Copy every line with the string "profile" in it.
— Start DATASET RECORDS —
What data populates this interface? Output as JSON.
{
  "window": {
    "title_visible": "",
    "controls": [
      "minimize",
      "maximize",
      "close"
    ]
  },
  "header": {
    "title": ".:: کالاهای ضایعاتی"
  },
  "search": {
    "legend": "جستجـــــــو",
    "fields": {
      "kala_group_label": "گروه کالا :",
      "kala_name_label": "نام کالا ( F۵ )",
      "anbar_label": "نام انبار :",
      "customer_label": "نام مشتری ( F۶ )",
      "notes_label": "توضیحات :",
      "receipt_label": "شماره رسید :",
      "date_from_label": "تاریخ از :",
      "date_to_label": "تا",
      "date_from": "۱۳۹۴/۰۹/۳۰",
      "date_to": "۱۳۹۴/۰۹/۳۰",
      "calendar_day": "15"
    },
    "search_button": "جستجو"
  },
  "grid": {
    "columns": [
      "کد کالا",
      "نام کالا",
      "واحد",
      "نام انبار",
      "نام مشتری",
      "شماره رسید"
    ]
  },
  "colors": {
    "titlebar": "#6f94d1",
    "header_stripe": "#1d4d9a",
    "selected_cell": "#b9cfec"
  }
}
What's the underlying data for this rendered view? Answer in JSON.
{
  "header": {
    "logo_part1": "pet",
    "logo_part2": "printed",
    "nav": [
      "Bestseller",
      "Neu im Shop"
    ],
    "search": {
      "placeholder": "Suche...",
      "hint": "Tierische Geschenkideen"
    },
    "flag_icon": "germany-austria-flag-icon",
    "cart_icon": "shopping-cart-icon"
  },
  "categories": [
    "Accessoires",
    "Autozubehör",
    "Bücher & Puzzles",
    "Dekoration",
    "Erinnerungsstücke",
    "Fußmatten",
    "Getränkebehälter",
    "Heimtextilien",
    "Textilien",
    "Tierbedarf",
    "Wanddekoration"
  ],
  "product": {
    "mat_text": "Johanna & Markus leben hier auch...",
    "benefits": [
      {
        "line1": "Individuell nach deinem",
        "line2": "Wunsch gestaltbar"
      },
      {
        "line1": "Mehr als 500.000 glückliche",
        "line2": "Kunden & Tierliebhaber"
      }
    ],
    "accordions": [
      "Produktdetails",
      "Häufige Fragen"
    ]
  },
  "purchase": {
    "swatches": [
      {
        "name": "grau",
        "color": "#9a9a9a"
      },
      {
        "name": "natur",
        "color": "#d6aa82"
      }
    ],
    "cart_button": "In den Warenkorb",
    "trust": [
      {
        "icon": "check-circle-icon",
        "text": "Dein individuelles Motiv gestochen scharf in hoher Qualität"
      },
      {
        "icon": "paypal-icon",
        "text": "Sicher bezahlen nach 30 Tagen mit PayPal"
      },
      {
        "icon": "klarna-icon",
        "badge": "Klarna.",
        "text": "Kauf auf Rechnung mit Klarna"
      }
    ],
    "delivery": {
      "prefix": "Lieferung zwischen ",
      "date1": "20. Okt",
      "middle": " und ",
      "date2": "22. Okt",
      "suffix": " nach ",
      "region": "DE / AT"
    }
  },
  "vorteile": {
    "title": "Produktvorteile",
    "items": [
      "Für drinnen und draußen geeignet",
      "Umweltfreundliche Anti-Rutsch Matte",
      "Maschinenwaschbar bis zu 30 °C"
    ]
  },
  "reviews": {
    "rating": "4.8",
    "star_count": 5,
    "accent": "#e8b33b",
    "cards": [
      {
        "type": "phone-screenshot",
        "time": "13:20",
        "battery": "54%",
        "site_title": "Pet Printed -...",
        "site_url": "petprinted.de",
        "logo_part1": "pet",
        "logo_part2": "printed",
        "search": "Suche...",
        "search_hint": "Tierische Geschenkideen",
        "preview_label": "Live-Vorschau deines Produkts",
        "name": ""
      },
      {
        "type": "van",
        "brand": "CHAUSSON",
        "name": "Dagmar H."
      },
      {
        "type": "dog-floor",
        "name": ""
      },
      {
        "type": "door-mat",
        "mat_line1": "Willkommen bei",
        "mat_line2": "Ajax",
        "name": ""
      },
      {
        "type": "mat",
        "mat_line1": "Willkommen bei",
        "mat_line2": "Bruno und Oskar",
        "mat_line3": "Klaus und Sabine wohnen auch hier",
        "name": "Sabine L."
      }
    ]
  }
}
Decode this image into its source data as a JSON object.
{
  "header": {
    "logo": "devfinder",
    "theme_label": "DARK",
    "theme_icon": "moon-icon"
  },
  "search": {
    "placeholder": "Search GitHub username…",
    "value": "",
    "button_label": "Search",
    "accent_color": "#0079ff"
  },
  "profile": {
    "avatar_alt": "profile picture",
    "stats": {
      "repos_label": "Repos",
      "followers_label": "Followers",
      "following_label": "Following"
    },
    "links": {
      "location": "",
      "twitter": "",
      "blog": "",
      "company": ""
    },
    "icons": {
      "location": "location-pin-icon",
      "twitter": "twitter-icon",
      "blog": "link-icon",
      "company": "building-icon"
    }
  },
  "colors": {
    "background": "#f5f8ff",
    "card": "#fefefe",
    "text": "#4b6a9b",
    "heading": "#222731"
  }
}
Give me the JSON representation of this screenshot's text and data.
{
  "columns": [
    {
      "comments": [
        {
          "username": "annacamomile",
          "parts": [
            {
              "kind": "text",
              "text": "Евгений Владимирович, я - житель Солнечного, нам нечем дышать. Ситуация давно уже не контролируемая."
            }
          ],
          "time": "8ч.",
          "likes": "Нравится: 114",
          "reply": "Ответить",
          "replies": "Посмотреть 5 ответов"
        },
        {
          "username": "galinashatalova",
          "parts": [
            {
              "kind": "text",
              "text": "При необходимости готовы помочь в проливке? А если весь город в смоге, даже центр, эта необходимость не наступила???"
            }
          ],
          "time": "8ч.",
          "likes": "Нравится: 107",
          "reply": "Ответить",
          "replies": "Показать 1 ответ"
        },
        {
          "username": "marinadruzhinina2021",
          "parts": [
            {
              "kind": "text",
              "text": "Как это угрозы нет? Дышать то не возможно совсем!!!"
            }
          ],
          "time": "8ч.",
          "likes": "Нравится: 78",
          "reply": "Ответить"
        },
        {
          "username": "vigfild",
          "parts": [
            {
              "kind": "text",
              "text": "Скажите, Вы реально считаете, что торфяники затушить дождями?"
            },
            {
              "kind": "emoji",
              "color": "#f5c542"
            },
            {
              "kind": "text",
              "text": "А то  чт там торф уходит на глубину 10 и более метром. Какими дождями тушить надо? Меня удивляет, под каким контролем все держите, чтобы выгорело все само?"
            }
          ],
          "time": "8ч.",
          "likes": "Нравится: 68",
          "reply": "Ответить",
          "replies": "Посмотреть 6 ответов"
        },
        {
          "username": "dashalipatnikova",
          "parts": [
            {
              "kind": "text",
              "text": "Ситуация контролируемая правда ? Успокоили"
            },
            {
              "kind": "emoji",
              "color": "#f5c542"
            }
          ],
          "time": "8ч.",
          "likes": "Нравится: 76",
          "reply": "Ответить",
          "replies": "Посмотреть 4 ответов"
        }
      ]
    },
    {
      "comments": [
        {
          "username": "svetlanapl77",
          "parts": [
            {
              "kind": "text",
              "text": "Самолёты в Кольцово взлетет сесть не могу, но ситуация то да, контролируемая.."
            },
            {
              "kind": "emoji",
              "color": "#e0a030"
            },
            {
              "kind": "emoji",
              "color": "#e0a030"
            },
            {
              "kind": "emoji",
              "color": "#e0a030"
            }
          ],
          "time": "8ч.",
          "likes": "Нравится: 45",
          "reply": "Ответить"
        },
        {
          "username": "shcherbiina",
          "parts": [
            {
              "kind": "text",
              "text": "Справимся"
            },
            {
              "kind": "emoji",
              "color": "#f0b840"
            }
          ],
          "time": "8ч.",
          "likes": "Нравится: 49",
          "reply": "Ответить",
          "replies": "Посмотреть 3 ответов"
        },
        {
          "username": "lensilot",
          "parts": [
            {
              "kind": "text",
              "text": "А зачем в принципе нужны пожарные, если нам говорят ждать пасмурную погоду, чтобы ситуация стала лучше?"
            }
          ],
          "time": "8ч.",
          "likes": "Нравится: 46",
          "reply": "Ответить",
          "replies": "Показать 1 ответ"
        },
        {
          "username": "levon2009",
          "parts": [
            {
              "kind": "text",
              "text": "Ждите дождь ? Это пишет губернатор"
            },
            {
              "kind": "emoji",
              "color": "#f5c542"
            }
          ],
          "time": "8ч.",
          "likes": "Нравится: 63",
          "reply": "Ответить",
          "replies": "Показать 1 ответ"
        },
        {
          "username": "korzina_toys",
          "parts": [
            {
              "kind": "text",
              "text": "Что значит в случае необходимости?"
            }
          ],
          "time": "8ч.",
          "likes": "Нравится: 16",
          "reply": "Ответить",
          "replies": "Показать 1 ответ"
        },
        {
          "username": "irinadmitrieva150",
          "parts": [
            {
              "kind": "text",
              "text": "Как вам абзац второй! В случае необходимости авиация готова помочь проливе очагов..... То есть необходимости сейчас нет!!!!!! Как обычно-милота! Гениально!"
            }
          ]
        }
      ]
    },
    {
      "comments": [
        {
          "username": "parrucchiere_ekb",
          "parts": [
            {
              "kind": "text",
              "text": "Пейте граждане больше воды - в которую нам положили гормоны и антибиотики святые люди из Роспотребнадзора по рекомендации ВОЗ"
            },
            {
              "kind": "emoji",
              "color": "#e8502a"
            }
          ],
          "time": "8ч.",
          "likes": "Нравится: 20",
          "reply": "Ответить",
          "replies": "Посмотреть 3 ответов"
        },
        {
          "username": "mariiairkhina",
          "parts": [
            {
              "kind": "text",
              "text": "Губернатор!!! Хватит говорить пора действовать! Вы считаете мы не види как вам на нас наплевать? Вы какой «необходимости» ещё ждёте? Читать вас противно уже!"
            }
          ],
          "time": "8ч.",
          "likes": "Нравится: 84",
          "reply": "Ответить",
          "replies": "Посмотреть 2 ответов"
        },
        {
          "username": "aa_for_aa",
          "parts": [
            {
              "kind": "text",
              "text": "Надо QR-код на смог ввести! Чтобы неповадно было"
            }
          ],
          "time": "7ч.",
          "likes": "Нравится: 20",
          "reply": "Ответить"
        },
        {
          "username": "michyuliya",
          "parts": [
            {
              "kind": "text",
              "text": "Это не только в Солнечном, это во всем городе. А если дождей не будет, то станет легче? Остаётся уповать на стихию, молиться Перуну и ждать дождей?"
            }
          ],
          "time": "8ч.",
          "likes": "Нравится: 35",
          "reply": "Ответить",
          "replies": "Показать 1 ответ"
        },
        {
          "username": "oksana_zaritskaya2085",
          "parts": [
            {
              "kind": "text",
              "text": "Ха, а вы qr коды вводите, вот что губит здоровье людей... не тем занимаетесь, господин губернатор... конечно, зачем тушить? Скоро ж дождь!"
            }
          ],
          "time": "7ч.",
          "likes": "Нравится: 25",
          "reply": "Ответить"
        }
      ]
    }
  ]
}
— End DATASET RECORDS —
- [THE COMPLETED TASK]
  "profile": {
    "avatar_alt": "profile picture",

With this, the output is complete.